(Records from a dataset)
----------------
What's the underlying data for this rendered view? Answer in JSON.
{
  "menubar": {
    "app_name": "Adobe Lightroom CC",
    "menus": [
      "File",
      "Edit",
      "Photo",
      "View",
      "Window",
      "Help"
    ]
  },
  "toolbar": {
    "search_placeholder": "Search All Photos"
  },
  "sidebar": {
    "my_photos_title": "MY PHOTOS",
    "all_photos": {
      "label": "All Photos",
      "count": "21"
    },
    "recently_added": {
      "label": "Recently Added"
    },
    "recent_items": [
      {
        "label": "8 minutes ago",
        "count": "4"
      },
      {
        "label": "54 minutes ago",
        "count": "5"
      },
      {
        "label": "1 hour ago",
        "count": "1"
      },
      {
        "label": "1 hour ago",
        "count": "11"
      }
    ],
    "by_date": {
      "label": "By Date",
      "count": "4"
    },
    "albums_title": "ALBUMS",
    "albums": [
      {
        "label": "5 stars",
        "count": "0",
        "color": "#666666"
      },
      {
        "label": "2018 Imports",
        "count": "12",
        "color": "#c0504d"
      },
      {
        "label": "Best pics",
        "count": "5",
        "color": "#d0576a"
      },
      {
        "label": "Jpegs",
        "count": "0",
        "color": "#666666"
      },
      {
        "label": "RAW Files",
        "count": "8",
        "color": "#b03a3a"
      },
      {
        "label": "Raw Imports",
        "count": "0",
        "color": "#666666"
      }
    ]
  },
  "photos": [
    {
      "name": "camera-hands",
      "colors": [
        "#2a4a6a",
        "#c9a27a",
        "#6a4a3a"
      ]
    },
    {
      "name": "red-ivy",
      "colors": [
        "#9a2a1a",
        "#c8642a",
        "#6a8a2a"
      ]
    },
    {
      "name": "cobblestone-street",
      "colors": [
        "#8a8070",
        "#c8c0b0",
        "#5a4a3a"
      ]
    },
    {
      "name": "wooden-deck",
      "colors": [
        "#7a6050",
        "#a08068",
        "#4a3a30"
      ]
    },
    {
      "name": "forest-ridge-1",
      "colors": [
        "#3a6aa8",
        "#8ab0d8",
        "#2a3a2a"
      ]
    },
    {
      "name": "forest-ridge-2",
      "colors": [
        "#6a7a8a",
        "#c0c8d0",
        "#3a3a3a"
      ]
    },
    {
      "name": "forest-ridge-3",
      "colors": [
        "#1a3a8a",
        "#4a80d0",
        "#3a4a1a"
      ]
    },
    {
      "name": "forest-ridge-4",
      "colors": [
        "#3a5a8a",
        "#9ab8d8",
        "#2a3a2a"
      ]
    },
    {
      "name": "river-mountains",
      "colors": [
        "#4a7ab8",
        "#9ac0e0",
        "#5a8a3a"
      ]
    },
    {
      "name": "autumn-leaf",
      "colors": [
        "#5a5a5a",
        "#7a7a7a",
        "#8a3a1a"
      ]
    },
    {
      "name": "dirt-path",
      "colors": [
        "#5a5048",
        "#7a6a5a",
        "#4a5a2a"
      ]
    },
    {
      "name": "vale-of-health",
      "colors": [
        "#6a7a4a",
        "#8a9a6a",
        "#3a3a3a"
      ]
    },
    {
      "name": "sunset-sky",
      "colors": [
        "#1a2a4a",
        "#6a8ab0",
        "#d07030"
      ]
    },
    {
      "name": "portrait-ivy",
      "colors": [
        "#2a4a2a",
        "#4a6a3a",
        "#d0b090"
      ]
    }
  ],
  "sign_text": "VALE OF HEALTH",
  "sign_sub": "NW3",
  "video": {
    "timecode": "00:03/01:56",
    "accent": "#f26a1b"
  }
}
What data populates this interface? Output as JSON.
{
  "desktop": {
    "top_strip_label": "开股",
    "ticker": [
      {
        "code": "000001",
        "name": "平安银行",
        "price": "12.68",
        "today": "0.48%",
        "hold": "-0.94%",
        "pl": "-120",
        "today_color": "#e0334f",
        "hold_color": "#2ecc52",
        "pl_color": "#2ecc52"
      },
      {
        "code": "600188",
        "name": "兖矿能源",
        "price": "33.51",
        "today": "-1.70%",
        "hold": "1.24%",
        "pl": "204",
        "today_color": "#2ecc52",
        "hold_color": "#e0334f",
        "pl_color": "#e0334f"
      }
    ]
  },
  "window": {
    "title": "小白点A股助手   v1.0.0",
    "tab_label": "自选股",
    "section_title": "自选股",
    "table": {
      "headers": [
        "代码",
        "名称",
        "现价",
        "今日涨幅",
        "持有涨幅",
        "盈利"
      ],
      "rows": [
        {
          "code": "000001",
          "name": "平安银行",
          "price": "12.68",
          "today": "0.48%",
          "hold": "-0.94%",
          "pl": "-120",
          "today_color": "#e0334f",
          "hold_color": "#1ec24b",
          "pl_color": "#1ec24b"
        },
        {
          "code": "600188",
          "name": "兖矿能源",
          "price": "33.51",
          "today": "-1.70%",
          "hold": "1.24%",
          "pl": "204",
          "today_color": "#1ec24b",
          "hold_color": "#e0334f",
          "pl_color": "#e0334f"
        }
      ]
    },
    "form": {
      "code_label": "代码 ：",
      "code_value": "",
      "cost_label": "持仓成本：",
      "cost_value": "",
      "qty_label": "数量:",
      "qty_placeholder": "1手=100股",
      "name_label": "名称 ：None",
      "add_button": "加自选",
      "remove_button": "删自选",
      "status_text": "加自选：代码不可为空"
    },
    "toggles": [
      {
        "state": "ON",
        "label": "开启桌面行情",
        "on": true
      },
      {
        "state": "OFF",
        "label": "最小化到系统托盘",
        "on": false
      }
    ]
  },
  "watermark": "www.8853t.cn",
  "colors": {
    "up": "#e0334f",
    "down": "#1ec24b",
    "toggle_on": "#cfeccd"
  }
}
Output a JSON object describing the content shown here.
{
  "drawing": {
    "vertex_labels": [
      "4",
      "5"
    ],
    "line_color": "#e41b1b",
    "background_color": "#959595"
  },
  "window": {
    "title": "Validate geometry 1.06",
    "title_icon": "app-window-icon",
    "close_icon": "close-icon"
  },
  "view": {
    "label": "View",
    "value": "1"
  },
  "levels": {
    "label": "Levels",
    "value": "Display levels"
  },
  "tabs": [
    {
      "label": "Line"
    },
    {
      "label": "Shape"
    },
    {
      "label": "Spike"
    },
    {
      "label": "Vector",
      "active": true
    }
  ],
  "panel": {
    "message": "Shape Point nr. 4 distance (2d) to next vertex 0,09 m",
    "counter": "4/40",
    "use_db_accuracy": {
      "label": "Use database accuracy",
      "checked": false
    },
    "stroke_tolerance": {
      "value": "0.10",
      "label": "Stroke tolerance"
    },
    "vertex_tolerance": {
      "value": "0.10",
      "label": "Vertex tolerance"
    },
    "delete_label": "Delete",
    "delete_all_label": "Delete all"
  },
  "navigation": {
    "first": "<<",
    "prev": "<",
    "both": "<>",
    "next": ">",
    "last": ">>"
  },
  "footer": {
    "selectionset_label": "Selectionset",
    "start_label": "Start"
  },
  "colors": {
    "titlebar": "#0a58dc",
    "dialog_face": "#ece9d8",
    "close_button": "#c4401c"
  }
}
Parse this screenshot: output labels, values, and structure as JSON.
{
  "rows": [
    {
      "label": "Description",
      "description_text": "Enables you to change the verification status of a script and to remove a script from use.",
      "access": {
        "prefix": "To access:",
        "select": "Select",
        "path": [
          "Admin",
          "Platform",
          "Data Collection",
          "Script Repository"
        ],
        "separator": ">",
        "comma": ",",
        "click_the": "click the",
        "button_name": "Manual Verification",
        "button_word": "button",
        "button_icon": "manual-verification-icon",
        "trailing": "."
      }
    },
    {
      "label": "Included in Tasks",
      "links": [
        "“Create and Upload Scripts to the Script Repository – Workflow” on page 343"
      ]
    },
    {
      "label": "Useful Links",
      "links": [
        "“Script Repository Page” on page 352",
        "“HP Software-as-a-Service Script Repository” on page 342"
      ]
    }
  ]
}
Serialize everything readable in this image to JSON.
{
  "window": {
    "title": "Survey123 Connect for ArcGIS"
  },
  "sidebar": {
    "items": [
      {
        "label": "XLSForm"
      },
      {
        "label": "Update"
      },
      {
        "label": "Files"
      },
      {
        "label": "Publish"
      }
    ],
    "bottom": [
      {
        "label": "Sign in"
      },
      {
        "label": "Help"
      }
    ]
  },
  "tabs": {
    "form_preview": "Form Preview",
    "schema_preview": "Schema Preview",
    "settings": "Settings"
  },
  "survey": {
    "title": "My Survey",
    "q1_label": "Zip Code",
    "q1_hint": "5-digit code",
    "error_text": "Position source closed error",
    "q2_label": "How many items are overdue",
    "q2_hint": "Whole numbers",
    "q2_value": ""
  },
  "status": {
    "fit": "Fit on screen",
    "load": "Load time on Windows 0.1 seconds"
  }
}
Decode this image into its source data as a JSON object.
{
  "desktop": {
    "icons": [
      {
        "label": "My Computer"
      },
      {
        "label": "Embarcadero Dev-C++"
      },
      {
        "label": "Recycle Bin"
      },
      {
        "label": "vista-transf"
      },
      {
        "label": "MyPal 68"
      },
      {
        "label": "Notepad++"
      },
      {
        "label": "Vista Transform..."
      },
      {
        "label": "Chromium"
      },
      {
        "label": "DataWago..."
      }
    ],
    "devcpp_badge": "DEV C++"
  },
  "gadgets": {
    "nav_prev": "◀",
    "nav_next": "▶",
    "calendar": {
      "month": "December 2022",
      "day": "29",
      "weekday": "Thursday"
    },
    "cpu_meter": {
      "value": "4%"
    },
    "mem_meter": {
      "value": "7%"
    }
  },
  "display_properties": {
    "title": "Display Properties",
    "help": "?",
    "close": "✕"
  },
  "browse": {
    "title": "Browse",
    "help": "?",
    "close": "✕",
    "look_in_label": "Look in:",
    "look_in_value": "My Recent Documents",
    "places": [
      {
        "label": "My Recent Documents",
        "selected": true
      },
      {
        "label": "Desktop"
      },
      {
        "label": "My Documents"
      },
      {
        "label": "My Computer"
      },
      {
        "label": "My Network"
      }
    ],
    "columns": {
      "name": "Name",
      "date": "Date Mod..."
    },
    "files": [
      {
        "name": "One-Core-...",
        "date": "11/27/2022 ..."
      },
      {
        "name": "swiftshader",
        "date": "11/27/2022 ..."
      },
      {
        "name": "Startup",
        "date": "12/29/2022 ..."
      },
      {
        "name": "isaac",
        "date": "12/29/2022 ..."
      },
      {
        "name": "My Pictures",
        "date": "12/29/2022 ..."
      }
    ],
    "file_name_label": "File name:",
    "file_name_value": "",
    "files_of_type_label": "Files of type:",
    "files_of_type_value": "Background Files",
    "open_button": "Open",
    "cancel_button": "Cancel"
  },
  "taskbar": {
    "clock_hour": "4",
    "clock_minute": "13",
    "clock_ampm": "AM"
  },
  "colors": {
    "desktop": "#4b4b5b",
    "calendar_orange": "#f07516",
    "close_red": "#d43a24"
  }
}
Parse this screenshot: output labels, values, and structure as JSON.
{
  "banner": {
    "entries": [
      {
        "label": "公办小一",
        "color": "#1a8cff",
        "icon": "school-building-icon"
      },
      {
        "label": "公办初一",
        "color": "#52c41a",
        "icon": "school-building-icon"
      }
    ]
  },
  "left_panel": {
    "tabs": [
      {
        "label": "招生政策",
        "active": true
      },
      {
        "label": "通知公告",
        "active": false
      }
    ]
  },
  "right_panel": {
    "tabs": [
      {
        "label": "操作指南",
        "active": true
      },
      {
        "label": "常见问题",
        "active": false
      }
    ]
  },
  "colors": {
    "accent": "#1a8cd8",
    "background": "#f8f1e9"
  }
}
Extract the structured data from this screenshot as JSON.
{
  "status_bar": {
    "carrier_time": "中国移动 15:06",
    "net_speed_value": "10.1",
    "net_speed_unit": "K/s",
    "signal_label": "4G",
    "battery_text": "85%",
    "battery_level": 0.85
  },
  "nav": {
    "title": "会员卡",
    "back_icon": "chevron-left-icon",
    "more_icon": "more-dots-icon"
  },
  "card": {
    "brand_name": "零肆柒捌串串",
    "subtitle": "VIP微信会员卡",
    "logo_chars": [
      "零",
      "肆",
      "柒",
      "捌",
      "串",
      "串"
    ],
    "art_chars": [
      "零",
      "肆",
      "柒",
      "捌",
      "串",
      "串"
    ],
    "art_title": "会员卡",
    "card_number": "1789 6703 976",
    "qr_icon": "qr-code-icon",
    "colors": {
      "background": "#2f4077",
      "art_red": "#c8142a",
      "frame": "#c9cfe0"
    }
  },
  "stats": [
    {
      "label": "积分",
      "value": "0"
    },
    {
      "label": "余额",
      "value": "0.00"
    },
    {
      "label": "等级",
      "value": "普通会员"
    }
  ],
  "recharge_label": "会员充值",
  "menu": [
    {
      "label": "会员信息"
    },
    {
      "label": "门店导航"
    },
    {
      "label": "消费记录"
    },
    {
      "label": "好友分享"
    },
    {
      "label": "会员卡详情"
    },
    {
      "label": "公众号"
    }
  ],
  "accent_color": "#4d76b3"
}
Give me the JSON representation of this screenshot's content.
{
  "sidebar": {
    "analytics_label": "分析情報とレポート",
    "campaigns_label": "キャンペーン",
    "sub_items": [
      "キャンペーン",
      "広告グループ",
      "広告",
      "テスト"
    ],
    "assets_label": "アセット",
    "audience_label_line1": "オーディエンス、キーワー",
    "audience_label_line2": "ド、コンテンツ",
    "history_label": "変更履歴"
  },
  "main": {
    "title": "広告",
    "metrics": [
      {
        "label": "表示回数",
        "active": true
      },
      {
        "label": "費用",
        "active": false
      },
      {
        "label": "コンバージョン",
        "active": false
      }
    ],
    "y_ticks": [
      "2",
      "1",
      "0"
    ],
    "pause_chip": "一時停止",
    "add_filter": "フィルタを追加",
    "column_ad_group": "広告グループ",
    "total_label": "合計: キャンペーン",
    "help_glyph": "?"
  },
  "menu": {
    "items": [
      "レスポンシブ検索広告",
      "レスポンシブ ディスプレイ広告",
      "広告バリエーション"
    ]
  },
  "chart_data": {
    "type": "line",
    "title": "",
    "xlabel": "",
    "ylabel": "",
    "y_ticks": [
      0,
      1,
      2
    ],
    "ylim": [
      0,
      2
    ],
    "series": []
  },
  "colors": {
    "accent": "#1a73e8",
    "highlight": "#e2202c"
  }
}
----------------
■ WHAT YOU SHOULD DO
Go through the records and show every line with the string "Delete" in it.

■ WRITTEN RESPONSE
    "delete_label": "Delete",
    "delete_all_label": "Delete all"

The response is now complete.